Job. Only the lines holding the string "Crops" are needed. Copy each one.

-- START OF Recorded data --

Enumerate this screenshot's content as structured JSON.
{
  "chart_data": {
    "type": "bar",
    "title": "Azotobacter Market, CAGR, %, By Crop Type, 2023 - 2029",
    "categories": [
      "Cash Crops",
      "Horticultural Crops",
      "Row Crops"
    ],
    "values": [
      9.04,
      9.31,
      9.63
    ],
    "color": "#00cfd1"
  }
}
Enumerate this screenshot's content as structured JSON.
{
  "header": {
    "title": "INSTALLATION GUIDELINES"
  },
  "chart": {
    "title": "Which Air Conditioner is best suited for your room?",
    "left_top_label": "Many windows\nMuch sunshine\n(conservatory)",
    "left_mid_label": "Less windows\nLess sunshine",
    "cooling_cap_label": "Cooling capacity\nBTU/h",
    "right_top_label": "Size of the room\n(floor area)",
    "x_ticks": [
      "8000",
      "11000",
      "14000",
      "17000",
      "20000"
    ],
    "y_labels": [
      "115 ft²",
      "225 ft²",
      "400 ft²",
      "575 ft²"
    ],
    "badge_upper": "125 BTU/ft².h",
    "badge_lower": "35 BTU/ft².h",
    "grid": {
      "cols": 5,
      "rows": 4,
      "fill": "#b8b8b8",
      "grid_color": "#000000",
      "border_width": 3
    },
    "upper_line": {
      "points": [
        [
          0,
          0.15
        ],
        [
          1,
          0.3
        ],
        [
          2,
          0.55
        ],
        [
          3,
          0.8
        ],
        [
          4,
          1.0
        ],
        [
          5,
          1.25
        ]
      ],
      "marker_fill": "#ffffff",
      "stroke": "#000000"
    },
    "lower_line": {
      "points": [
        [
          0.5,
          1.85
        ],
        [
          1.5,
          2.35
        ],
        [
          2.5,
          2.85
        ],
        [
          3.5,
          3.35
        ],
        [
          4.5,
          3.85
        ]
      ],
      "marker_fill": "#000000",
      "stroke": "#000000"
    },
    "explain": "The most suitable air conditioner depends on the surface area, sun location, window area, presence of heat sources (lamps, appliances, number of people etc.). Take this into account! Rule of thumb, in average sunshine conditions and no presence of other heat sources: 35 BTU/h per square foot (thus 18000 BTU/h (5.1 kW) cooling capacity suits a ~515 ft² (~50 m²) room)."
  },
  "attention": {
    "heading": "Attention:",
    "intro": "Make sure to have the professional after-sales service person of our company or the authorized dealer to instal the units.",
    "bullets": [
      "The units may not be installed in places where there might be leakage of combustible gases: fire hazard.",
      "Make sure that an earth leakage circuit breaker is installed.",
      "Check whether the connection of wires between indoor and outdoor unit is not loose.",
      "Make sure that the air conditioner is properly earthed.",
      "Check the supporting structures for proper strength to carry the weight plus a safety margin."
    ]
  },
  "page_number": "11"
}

-- END OF Recorded data --

Expected answer.
      "Cash Crops",
      "Horticultural Crops",
      "Row Crops"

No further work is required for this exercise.